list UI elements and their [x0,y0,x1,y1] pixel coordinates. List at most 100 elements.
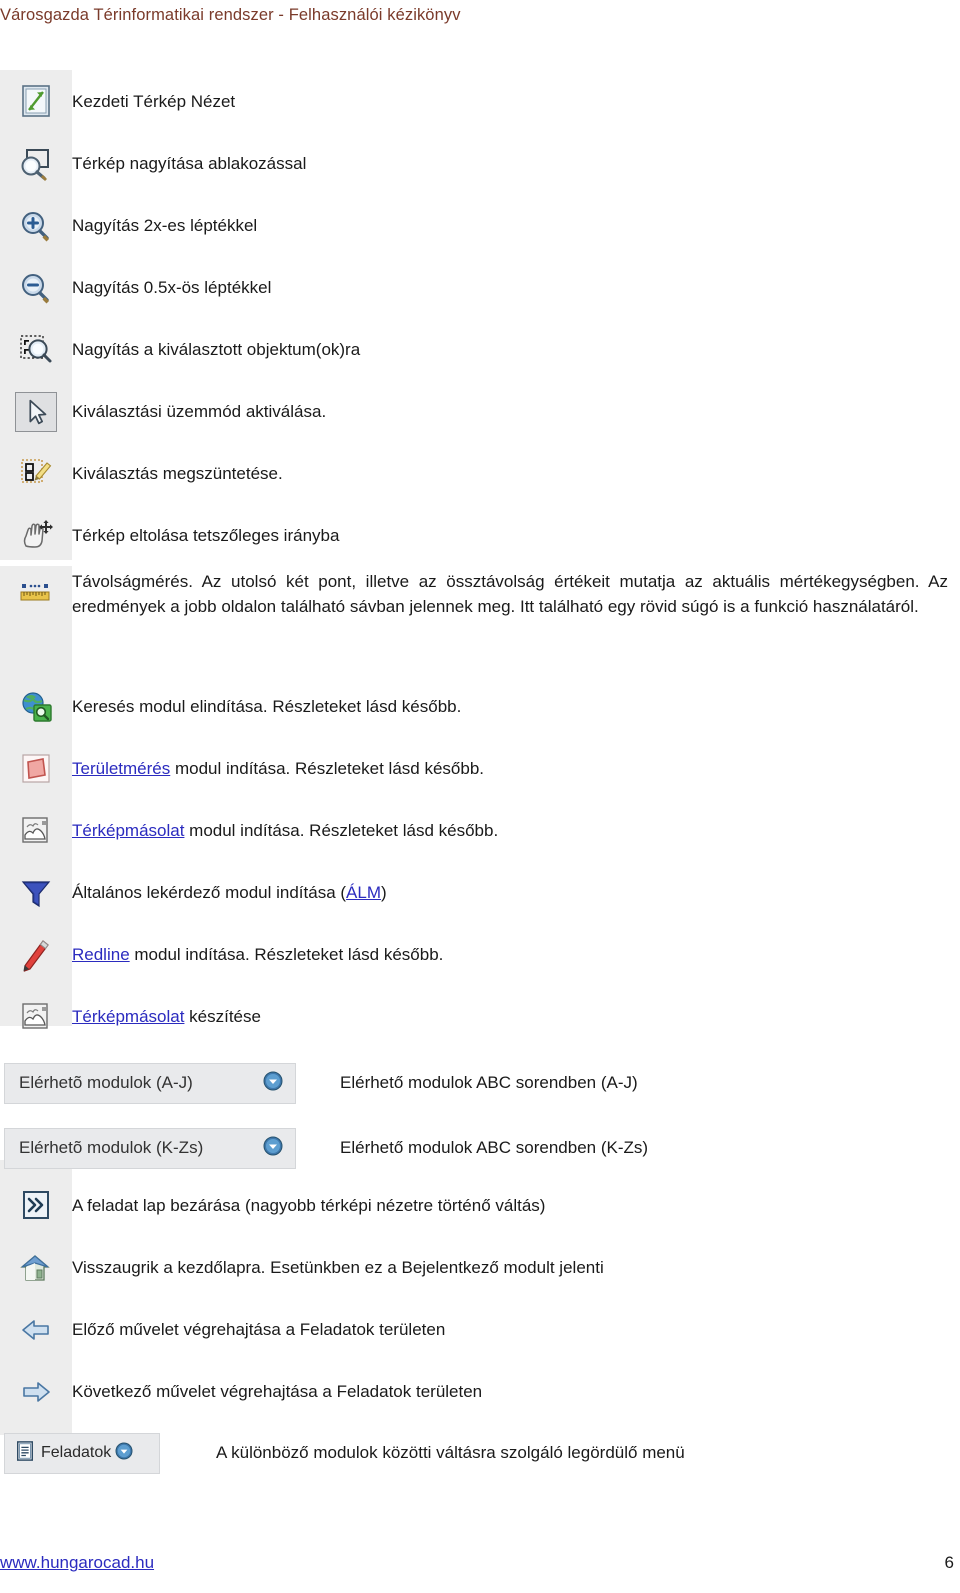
tasks-dropdown-description: A különböző modulok közötti váltásra szo… [216,1442,685,1462]
icon-cell [0,388,72,436]
close-task-panel-icon[interactable] [14,1186,58,1226]
row-label: Térkép nagyítása ablakozással [72,153,307,173]
map-copy-create-link[interactable]: Térképmásolat [72,1007,184,1026]
toolbar-row: Területmérés modul indítása. Részleteket… [0,745,960,793]
icon-cell [0,931,72,979]
row-label-rest: modul indítása. Részleteket lásd később. [170,758,484,778]
toolbar-row: Visszaugrik a kezdőlapra. Esetünkben ez … [0,1244,960,1292]
chevron-down-icon[interactable] [263,1071,283,1096]
search-globe-icon[interactable] [14,687,58,727]
row-label-prefix: Általános lekérdező modul indítása ( [72,882,347,902]
icon-cell [0,807,72,855]
zoom-out-icon[interactable] [14,268,58,308]
row-label: Nagyítás 2x-es léptékkel [72,215,258,235]
icon-cell [0,264,72,312]
zoom-to-selection-icon[interactable] [14,330,58,370]
toolbar-row: Előző művelet végrehajtása a Feladatok t… [0,1306,960,1354]
toolbar-row: Keresés modul elindítása. Részleteket lá… [0,683,960,731]
icon-cell [0,202,72,250]
row-label: Kiválasztási üzemmód aktiválása. [72,401,327,421]
redline-link[interactable]: Redline [72,945,130,964]
toolbar-row: Kiválasztás megszüntetése. [0,450,960,498]
toolbar-row: Térkép eltolása tetszőleges irányba [0,512,960,560]
modules-aj-label: Elérhetõ modulok (A-J) [19,1073,193,1092]
row-label-rest: készítése [184,1006,261,1026]
area-measure-link[interactable]: Területmérés [72,759,170,778]
icon-cell [0,140,72,188]
row-label: Nagyítás 0.5x-ös léptékkel [72,277,272,297]
dropdown-row: Elérhetõ modulok (A-J) Elérhető modulok … [0,1055,960,1111]
toolbar-row: Nagyítás 2x-es léptékkel [0,202,960,250]
dropdown-cell: Elérhetõ modulok (K-Zs) [0,1127,304,1169]
map-copy-link[interactable]: Térképmásolat [72,821,184,840]
toolbar-row: Térképmásolat készítése [0,993,960,1041]
map-copy-icon[interactable] [14,811,58,851]
clear-selection-icon[interactable] [14,454,58,494]
row-label: Térkép eltolása tetszőleges irányba [72,525,340,545]
icon-cell [0,1368,72,1416]
row-label: Következő művelet végrehajtása a Feladat… [72,1381,483,1401]
distance-measure-icon[interactable] [14,573,58,613]
redline-pencil-icon[interactable] [14,935,58,975]
task-list-icon [15,1440,35,1467]
arrow-left-icon[interactable] [14,1310,58,1350]
filter-funnel-icon[interactable] [14,873,58,913]
row-paragraph: Távolságmérés. Az utolsó két pont, illet… [72,572,948,616]
zoom-in-icon[interactable] [14,206,58,246]
select-arrow-icon[interactable] [15,392,57,432]
icon-cell [0,1306,72,1354]
dropdown-cell: Elérhetõ modulok (A-J) [0,1062,304,1104]
toolbar-row: Redline modul indítása. Részleteket lásd… [0,931,960,979]
toolbar-row: Térképmásolat modul indítása. Részleteke… [0,807,960,855]
modules-aj-dropdown[interactable]: Elérhetõ modulok (A-J) [4,1062,296,1104]
toolbar-row: Nagyítás 0.5x-ös léptékkel [0,264,960,312]
icon-cell [0,1244,72,1292]
row-label: Keresés modul elindítása. Részleteket lá… [72,696,462,716]
area-measure-icon[interactable] [14,749,58,789]
row-label: Kezdeti Térkép Nézet [72,91,236,111]
home-icon[interactable] [14,1248,58,1288]
zoom-full-extent-icon[interactable] [14,82,58,122]
tasks-dropdown-cell: Feladatok [0,1432,164,1474]
icon-cell [0,1182,72,1230]
alm-link[interactable]: ÁLM [346,883,381,902]
document-content: Kezdeti Térkép Nézet Térkép nagyítása ab… [0,70,960,1474]
icon-cell [0,993,72,1041]
toolbar-row: Kiválasztási üzemmód aktiválása. [0,388,960,436]
row-label: Térképmásolat készítése [72,1005,960,1030]
icon-cell [0,78,72,126]
footer-page-number: 6 [944,1553,954,1572]
toolbar-row: Következő művelet végrehajtása a Feladat… [0,1368,960,1416]
icon-cell [0,683,72,731]
row-label: Visszaugrik a kezdőlapra. Esetünkben ez … [72,1257,604,1277]
tasks-dropdown[interactable]: Feladatok [4,1432,160,1474]
row-label: Általános lekérdező modul indítása (ÁLM) [72,881,960,906]
icon-cell [0,570,72,616]
tasks-dropdown-row: Feladatok A különböző modulok közötti vá… [0,1428,960,1478]
modules-kzs-dropdown[interactable]: Elérhetõ modulok (K-Zs) [4,1127,296,1169]
tasks-dropdown-label: Feladatok [41,1444,112,1461]
chevron-down-icon[interactable] [263,1136,283,1161]
arrow-right-icon[interactable] [14,1372,58,1412]
pan-hand-icon[interactable] [14,516,58,556]
icon-cell [0,450,72,498]
document-footer: www.hungarocad.hu 6 [0,1553,960,1579]
toolbar-row: Térkép nagyítása ablakozással [0,140,960,188]
toolbar-row: Kezdeti Térkép Nézet [0,78,960,126]
icon-cell [0,869,72,917]
zoom-window-icon[interactable] [14,144,58,184]
icon-cell [0,745,72,793]
toolbar-row: A feladat lap bezárása (nagyobb térképi … [0,1182,960,1230]
chevron-down-icon[interactable] [115,1442,133,1465]
row-label-rest: modul indítása. Részleteket lásd később. [184,820,499,840]
row-label: Nagyítás a kiválasztott objektum(ok)ra [72,339,361,359]
toolbar-row: Távolságmérés. Az utolsó két pont, illet… [0,570,960,680]
document-running-header: Városgazda Térinformatikai rendszer - Fe… [0,6,461,24]
dropdown-description: Elérhető modulok ABC sorendben (K-Zs) [340,1137,649,1157]
dropdown-description: Elérhető modulok ABC sorendben (A-J) [340,1072,638,1092]
footer-website-link[interactable]: www.hungarocad.hu [0,1553,154,1573]
row-label: Redline modul indítása. Részleteket lásd… [72,943,960,968]
row-label: Területmérés modul indítása. Részleteket… [72,757,960,782]
row-label: A feladat lap bezárása (nagyobb térképi … [72,1195,546,1215]
map-copy-icon[interactable] [14,997,58,1037]
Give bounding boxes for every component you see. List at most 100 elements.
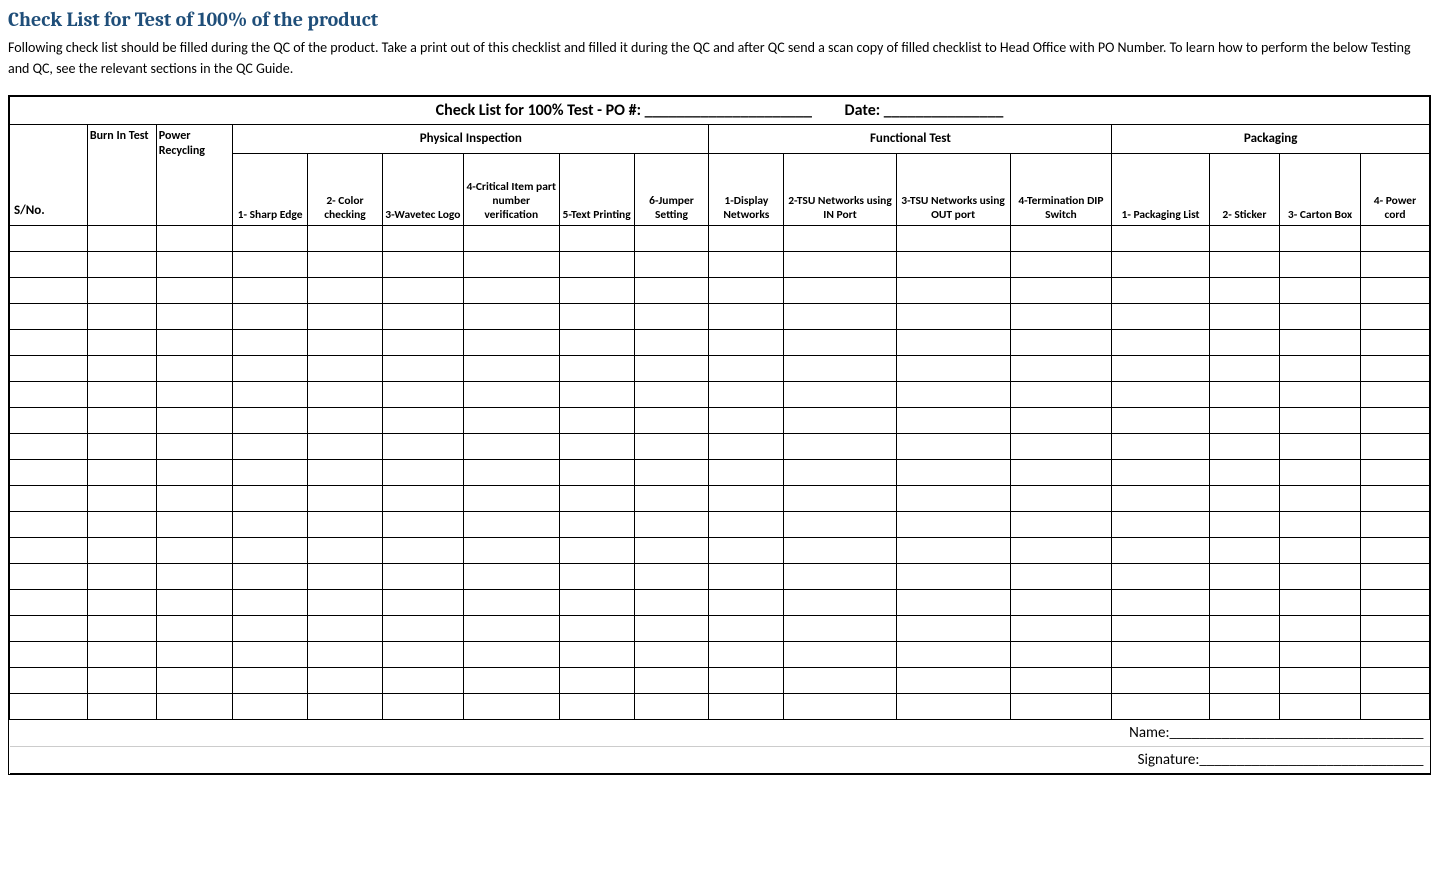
table-cell (156, 407, 232, 433)
table-cell (463, 251, 559, 277)
table-cell (634, 537, 709, 563)
table-cell (896, 693, 1010, 719)
table-row (10, 251, 1430, 277)
table-cell (634, 329, 709, 355)
table-cell (559, 329, 634, 355)
table-cell (1360, 485, 1429, 511)
table-cell (87, 303, 156, 329)
table-cell (1280, 355, 1361, 381)
table-cell (308, 667, 383, 693)
table-cell (1360, 225, 1429, 251)
table-cell (1360, 537, 1429, 563)
table-cell (1112, 563, 1209, 589)
table-cell (87, 277, 156, 303)
table-cell (10, 667, 88, 693)
table-cell (784, 407, 896, 433)
table-cell (1209, 537, 1279, 563)
footer-signature: Signature:______________________________ (10, 746, 1430, 773)
table-cell (1010, 251, 1112, 277)
table-cell (156, 537, 232, 563)
col-pi6: 6-Jumper Setting (634, 153, 709, 225)
table-cell (87, 459, 156, 485)
table-cell (896, 433, 1010, 459)
table-cell (1360, 251, 1429, 277)
table-cell (634, 563, 709, 589)
table-row (10, 407, 1430, 433)
col-ft1: 1-Display Networks (709, 153, 784, 225)
table-cell (784, 641, 896, 667)
table-cell (308, 563, 383, 589)
table-cell (156, 329, 232, 355)
checklist-table: Check List for 100% Test - PO #: _______… (9, 96, 1430, 774)
table-cell (1280, 485, 1361, 511)
table-cell (1010, 537, 1112, 563)
table-cell (382, 615, 463, 641)
table-cell (10, 693, 88, 719)
table-cell (87, 251, 156, 277)
table-cell (233, 277, 308, 303)
table-row (10, 329, 1430, 355)
table-cell (87, 511, 156, 537)
table-cell (233, 667, 308, 693)
table-cell (308, 693, 383, 719)
table-cell (1209, 485, 1279, 511)
table-cell (463, 615, 559, 641)
table-cell (1209, 563, 1279, 589)
table-cell (1209, 511, 1279, 537)
table-cell (1112, 511, 1209, 537)
table-cell (559, 277, 634, 303)
table-cell (308, 615, 383, 641)
table-cell (87, 641, 156, 667)
table-cell (156, 355, 232, 381)
table-cell (463, 537, 559, 563)
table-cell (308, 225, 383, 251)
table-cell (1209, 407, 1279, 433)
table-cell (308, 537, 383, 563)
table-cell (308, 277, 383, 303)
table-row (10, 537, 1430, 563)
table-cell (896, 329, 1010, 355)
table-cell (1360, 615, 1429, 641)
table-row (10, 355, 1430, 381)
table-cell (709, 251, 784, 277)
table-cell (1112, 433, 1209, 459)
footer-name: Name:__________________________________ (10, 719, 1430, 746)
table-title: Check List for 100% Test - PO #: _______… (10, 97, 1430, 125)
table-cell (233, 511, 308, 537)
table-row (10, 693, 1430, 719)
table-cell (559, 355, 634, 381)
table-cell (233, 251, 308, 277)
table-cell (233, 589, 308, 615)
table-cell (382, 667, 463, 693)
table-cell (896, 667, 1010, 693)
table-cell (1280, 277, 1361, 303)
table-cell (10, 485, 88, 511)
table-cell (896, 303, 1010, 329)
table-cell (87, 329, 156, 355)
table-cell (559, 693, 634, 719)
table-cell (1010, 667, 1112, 693)
table-cell (1360, 563, 1429, 589)
table-cell (559, 459, 634, 485)
table-row (10, 225, 1430, 251)
table-cell (156, 693, 232, 719)
table-cell (1010, 381, 1112, 407)
table-cell (1010, 355, 1112, 381)
table-cell (87, 615, 156, 641)
table-cell (634, 641, 709, 667)
table-cell (1112, 277, 1209, 303)
table-cell (634, 667, 709, 693)
table-cell (308, 329, 383, 355)
table-cell (1010, 303, 1112, 329)
table-cell (308, 355, 383, 381)
table-cell (1112, 329, 1209, 355)
table-cell (463, 433, 559, 459)
table-cell (896, 251, 1010, 277)
table-row (10, 641, 1430, 667)
table-cell (87, 537, 156, 563)
table-cell (233, 615, 308, 641)
table-cell (559, 511, 634, 537)
table-cell (382, 459, 463, 485)
table-cell (87, 563, 156, 589)
table-cell (87, 355, 156, 381)
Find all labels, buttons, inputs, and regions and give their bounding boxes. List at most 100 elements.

•••••

→ УСЛОВИЯ ЗАДАНИЯ: Перепишите без изменений строки материала, начиная со строки, в которой есть «tasks-dropdown-description: A különböző», и заканчивая строкой, в которой есть «arrow-left-icon[interactable] [14,1310,58,1350]», включая обе эти строки.

→ РЕШЕНИЕ:
tasks-dropdown-description: A különböző modulok közötti váltásra szo… [216,1442,685,1462]
icon-cell [0,388,72,436]
close-task-panel-icon[interactable] [14,1186,58,1226]
row-label: Térkép nagyítása ablakozással [72,153,307,173]
map-copy-create-link[interactable]: Térképmásolat [72,1007,184,1026]
toolbar-row: Területmérés modul indítása. Részleteket… [0,745,960,793]
icon-cell [0,931,72,979]
row-label-rest: modul indítása. Részleteket lásd később. [170,758,484,778]
toolbar-row: Visszaugrik a kezdőlapra. Esetünkben ez … [0,1244,960,1292]
chevron-down-icon[interactable] [263,1071,283,1096]
search-globe-icon[interactable] [14,687,58,727]
row-label-prefix: Általános lekérdező modul indítása ( [72,882,347,902]
icon-cell [0,807,72,855]
zoom-out-icon[interactable] [14,268,58,308]
row-label: Nagyítás 2x-es léptékkel [72,215,258,235]
icon-cell [0,264,72,312]
zoom-to-selection-icon[interactable] [14,330,58,370]
toolbar-row: Előző művelet végrehajtása a Feladatok t… [0,1306,960,1354]
toolbar-row: Keresés modul elindítása. Részleteket lá… [0,683,960,731]
icon-cell [0,202,72,250]
row-label: Kiválasztási üzemmód aktiválása. [72,401,327,421]
redline-link[interactable]: Redline [72,945,130,964]
toolbar-row: Kiválasztás megszüntetése. [0,450,960,498]
toolbar-row: Térkép eltolása tetszőleges irányba [0,512,960,560]
modules-aj-label: Elérhetõ modulok (A-J) [19,1073,193,1092]
row-label-rest: készítése [184,1006,261,1026]
area-measure-link[interactable]: Területmérés [72,759,170,778]
icon-cell [0,140,72,188]
row-label: Nagyítás 0.5x-ös léptékkel [72,277,272,297]
dropdown-row: Elérhetõ modulok (A-J) Elérhető modulok … [0,1055,960,1111]
toolbar-row: Nagyítás 2x-es léptékkel [0,202,960,250]
dropdown-cell: Elérhetõ modulok (K-Zs) [0,1127,304,1169]
map-copy-link[interactable]: Térképmásolat [72,821,184,840]
toolbar-row: Térképmásolat készítése [0,993,960,1041]
map-copy-icon[interactable] [14,811,58,851]
clear-selection-icon[interactable] [14,454,58,494]
row-label: Térkép eltolása tetszőleges irányba [72,525,340,545]
icon-cell [0,1368,72,1416]
row-label: Következő művelet végrehajtása a Feladat… [72,1381,483,1401]
distance-measure-icon[interactable] [14,573,58,613]
redline-pencil-icon[interactable] [14,935,58,975]
task-list-icon [15,1440,35,1467]
arrow-left-icon[interactable] [14,1310,58,1350]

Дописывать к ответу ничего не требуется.